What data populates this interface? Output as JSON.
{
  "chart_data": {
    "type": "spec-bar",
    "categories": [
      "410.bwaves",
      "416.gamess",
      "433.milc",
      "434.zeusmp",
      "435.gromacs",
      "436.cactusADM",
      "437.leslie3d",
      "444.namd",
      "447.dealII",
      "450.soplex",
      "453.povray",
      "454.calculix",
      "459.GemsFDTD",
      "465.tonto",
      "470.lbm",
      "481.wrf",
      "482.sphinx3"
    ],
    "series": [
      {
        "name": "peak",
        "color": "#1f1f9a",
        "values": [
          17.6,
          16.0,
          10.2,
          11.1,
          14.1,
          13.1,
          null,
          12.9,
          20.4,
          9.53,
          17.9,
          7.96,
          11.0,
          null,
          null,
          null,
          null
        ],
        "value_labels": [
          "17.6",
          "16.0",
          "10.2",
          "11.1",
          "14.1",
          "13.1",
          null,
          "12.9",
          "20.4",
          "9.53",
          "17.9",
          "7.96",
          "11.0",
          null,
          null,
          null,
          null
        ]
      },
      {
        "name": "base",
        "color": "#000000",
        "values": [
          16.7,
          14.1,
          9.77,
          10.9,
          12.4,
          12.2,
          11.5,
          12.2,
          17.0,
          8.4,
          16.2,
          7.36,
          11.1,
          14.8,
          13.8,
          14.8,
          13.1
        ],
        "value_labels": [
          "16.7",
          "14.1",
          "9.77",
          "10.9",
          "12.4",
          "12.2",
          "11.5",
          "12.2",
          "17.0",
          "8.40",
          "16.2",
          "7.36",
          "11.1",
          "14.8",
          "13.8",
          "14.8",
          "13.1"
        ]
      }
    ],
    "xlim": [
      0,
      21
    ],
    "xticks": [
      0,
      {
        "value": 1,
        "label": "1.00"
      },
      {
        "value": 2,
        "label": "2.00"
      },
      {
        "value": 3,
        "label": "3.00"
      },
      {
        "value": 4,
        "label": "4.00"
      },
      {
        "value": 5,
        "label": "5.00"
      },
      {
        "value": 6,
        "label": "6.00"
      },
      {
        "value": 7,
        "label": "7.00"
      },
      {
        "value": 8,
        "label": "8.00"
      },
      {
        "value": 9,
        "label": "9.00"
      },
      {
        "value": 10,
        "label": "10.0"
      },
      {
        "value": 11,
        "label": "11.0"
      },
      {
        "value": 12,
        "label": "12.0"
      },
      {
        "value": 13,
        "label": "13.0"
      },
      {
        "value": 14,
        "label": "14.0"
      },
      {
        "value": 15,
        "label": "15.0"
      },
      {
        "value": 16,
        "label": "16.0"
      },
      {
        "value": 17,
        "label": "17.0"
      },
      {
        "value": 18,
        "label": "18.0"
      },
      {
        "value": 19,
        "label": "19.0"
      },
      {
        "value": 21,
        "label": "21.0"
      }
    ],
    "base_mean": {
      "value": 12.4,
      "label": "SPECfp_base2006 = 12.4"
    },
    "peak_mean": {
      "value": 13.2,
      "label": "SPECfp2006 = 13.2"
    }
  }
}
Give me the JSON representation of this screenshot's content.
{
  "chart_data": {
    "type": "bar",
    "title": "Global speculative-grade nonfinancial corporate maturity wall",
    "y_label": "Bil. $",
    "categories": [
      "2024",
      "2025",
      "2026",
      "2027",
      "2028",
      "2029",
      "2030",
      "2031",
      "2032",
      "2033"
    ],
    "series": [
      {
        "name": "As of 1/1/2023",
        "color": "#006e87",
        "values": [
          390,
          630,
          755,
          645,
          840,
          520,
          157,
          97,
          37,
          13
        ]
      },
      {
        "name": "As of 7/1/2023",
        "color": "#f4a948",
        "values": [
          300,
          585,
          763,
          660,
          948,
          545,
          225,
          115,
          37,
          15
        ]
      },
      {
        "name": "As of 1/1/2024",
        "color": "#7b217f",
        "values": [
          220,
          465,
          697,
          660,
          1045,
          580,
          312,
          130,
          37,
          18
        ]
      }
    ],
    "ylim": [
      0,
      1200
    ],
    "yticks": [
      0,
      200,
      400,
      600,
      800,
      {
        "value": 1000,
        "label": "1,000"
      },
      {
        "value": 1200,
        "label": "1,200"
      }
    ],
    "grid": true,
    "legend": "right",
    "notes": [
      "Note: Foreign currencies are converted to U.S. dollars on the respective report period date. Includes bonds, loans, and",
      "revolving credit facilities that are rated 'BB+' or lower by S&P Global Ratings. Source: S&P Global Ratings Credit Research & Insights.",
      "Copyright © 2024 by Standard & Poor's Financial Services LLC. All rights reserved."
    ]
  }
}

· · ·

**EXERCISE REQUIREMENTS**
Scan the entries above for the word "color" and collect each line holding it.

**RIGHT ANSWER**
        "color": "#1f1f9a",
        "color": "#000000",
        "color": "#006e87",
        "color": "#f4a948",
        "color": "#7b217f",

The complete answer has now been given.